Task objective: Retype all material exactly. Pictures stay out of the copy.

Dataset records:
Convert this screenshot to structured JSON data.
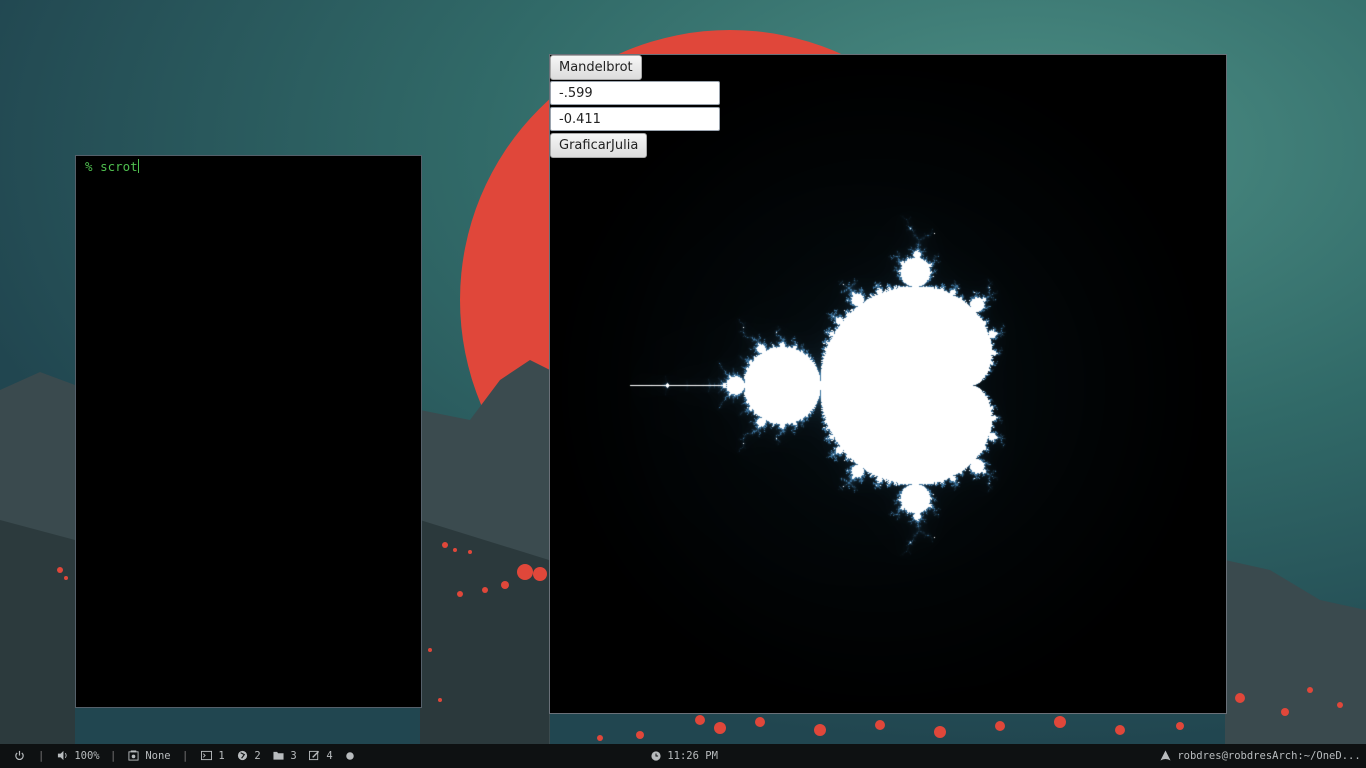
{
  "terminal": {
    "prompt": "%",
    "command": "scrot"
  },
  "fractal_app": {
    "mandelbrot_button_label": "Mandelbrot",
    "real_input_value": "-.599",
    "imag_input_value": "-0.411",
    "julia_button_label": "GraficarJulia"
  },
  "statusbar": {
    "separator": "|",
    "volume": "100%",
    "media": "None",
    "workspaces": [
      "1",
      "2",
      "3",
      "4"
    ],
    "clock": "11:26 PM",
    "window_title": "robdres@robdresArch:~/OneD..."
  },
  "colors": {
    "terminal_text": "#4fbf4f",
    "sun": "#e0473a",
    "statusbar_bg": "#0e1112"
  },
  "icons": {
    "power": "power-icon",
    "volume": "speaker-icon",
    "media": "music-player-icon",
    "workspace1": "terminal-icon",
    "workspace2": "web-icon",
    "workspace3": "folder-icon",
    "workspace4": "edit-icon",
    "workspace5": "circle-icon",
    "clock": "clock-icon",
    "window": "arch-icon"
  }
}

Final answer:
Convert this screenshot to structured JSON data.
{
  "terminal": {
    "prompt": "%",
    "command": "scrot"
  },
  "fractal_app": {
    "mandelbrot_button_label": "Mandelbrot",
    "real_input_value": "-.599",
    "imag_input_value": "-0.411",
    "julia_button_label": "GraficarJulia"
  },
  "statusbar": {
    "separator": "|",
    "volume": "100%",
    "media": "None",
    "workspaces": [
      "1",
      "2",
      "3",
      "4"
    ],
    "clock": "11:26 PM",
    "window_title": "robdres@robdresArch:~/OneD..."
  },
  "colors": {
    "terminal_text": "#4fbf4f",
    "sun": "#e0473a",
    "statusbar_bg": "#0e1112"
  },
  "icons": {
    "power": "power-icon",
    "volume": "speaker-icon",
    "media": "music-player-icon",
    "workspace1": "terminal-icon",
    "workspace2": "web-icon",
    "workspace3": "folder-icon",
    "workspace4": "edit-icon",
    "workspace5": "circle-icon",
    "clock": "clock-icon",
    "window": "arch-icon"
  }
}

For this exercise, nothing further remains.